- Excerpted records -
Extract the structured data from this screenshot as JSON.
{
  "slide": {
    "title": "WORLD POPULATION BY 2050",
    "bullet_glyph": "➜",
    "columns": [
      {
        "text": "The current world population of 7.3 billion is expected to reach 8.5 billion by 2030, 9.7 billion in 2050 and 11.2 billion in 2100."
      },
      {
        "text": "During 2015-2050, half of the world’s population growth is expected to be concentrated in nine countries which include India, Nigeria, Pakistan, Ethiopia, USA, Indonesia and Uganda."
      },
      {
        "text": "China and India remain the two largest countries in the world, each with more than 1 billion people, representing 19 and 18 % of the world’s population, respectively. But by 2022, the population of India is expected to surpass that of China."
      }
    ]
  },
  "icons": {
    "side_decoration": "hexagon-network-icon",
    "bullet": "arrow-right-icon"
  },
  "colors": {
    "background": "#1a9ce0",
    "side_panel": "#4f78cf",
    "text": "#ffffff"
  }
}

---

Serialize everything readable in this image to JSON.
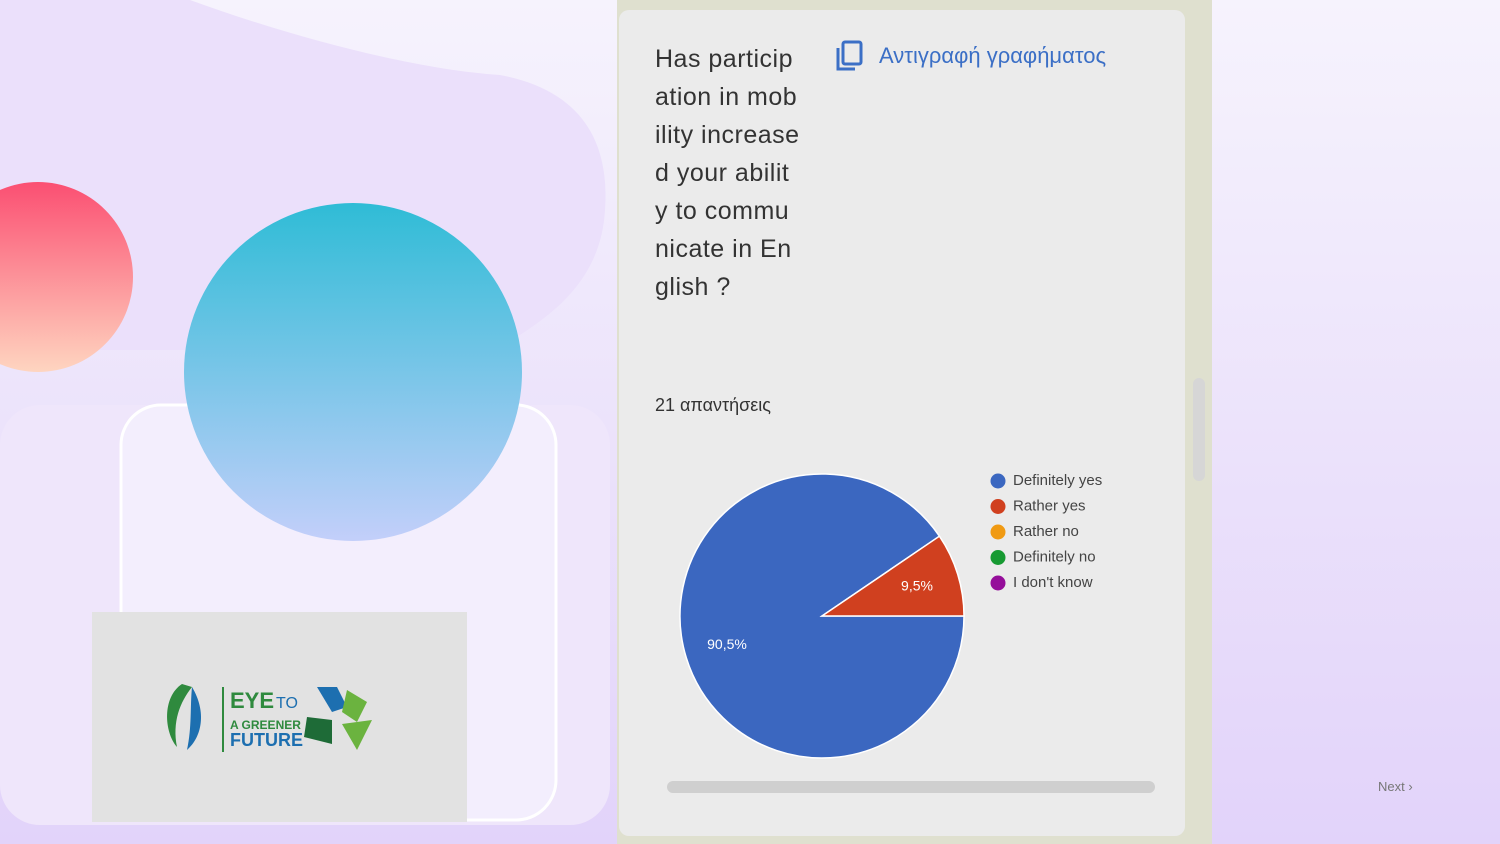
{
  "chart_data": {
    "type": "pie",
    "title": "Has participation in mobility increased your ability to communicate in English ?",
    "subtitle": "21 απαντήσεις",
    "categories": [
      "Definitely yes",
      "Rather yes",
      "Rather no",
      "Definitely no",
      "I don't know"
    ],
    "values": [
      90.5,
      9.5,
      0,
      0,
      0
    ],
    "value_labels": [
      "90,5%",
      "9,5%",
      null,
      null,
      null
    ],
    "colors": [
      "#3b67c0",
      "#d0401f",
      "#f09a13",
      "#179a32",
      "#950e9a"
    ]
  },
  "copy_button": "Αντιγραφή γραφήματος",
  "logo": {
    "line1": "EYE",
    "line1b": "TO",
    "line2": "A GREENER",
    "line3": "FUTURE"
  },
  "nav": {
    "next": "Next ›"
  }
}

- Brief -
Give only the number of lines in the records that contain the string "JSON".

- Solution -
2